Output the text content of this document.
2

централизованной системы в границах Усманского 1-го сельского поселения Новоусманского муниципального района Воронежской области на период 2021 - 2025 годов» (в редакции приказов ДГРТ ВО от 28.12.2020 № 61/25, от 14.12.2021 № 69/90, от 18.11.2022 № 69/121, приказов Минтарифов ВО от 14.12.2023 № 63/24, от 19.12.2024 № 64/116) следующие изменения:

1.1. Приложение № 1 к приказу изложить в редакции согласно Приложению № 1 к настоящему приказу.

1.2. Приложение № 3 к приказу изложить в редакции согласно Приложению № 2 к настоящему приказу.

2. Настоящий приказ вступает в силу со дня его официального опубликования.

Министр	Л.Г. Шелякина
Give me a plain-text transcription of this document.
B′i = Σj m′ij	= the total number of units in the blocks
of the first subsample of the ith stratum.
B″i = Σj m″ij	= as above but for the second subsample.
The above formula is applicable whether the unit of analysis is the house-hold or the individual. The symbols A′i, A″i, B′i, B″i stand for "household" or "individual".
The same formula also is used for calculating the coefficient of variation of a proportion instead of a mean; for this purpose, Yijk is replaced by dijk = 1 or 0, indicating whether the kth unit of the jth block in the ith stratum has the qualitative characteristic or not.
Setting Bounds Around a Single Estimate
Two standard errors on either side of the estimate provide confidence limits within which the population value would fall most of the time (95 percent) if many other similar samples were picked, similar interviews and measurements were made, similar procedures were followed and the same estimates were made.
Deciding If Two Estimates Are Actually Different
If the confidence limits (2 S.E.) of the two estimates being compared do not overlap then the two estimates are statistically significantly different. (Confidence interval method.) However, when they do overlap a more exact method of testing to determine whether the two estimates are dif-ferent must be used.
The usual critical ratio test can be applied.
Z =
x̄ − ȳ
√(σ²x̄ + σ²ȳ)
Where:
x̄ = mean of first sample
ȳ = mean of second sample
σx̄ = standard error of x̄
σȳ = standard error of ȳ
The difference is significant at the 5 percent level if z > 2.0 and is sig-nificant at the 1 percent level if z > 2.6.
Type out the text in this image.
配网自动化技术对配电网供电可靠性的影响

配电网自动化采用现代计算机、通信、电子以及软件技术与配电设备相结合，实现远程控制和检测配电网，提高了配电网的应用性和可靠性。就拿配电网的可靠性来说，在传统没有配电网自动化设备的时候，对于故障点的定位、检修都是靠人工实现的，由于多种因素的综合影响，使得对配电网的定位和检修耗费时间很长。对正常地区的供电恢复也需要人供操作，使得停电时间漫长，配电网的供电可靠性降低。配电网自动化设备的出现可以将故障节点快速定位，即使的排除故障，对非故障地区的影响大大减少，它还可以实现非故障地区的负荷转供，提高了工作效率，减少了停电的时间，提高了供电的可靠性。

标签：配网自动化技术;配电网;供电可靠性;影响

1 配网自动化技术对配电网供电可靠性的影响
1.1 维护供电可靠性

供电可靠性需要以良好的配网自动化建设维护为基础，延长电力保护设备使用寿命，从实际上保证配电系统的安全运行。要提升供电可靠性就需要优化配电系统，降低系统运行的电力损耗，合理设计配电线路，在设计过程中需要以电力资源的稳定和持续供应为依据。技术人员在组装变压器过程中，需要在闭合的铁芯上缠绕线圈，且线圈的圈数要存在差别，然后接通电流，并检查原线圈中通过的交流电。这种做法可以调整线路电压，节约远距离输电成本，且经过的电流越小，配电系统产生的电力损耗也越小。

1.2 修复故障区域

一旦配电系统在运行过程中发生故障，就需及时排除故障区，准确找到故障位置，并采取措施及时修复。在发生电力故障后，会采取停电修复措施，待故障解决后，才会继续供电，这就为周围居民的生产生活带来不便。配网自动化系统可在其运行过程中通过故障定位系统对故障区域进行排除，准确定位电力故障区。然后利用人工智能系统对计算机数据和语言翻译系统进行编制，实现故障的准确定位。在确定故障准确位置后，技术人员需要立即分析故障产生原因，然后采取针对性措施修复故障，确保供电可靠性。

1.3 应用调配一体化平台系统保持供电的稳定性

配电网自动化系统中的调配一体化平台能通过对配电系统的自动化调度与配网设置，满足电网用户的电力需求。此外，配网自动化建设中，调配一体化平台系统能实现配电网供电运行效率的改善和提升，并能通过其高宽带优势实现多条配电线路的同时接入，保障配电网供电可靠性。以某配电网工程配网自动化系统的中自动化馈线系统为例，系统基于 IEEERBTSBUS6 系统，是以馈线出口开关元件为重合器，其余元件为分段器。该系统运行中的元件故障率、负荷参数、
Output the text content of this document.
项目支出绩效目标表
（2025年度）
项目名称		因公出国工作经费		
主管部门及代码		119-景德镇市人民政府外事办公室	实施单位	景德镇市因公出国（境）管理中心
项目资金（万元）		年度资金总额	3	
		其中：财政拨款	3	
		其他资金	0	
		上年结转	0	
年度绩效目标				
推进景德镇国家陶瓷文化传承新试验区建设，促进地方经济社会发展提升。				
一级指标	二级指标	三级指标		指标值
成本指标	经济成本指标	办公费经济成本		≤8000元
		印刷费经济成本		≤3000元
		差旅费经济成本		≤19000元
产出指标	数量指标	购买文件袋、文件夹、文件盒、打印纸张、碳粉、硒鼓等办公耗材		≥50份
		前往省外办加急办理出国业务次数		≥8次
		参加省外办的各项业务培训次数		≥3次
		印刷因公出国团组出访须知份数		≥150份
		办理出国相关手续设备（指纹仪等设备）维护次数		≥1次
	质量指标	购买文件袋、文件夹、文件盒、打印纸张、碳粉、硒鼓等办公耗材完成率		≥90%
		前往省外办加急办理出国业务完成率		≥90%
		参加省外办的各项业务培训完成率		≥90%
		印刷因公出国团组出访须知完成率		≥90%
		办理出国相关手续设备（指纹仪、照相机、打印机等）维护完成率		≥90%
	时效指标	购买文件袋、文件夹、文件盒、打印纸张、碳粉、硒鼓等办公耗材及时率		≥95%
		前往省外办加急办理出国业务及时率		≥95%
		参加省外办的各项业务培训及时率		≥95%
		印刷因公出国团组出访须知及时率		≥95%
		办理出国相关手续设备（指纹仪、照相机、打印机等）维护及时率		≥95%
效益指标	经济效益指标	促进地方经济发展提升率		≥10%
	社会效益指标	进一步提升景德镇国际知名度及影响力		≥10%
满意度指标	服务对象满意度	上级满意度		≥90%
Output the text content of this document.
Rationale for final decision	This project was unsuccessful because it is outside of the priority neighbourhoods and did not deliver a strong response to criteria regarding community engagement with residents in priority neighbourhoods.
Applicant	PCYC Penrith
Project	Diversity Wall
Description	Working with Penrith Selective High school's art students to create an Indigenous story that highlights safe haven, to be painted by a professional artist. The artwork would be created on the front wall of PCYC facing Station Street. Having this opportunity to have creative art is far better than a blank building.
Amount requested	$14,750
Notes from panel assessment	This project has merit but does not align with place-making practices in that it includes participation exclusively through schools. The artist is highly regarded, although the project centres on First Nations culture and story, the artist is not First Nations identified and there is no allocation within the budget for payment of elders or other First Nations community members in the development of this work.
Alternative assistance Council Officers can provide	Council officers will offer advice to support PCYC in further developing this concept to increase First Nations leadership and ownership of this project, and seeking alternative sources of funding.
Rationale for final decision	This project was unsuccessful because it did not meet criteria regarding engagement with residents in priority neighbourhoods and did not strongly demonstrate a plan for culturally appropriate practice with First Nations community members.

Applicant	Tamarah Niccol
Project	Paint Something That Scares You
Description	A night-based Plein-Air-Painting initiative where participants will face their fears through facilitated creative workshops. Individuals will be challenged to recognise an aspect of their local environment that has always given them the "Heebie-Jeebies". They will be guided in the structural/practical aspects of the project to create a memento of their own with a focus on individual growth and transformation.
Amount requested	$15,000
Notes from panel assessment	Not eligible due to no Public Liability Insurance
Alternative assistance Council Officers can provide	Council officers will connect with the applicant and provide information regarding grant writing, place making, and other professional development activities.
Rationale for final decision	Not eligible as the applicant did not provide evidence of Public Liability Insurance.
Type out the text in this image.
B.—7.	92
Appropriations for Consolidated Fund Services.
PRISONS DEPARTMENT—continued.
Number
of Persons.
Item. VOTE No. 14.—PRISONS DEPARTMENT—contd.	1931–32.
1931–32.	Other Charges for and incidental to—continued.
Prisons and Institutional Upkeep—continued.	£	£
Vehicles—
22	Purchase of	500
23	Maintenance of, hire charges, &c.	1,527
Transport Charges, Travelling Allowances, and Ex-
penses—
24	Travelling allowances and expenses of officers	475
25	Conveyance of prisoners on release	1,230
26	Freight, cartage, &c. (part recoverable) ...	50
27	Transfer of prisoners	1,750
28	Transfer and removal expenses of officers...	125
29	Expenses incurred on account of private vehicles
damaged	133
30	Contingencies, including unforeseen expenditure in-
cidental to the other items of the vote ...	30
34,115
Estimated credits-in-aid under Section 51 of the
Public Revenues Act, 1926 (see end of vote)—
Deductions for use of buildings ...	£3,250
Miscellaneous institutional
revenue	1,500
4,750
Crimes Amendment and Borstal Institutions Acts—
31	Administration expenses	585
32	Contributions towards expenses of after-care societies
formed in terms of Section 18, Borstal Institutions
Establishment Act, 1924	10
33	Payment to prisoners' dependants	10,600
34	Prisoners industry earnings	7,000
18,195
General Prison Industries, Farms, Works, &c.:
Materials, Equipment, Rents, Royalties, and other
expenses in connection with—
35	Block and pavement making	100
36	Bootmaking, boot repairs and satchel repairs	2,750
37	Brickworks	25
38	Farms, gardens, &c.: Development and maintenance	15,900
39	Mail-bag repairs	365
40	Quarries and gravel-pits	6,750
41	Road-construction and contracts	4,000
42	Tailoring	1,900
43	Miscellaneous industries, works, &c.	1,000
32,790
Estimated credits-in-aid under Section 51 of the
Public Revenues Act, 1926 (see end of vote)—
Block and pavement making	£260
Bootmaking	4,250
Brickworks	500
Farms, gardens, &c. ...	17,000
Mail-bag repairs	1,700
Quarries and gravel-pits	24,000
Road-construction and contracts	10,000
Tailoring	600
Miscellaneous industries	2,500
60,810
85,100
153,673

◆ ◆ ◆

Pull every line containing the word "Quarries" out of the entries above.

40	Quarries and gravel-pits	6,750
Quarries and gravel-pits	24,000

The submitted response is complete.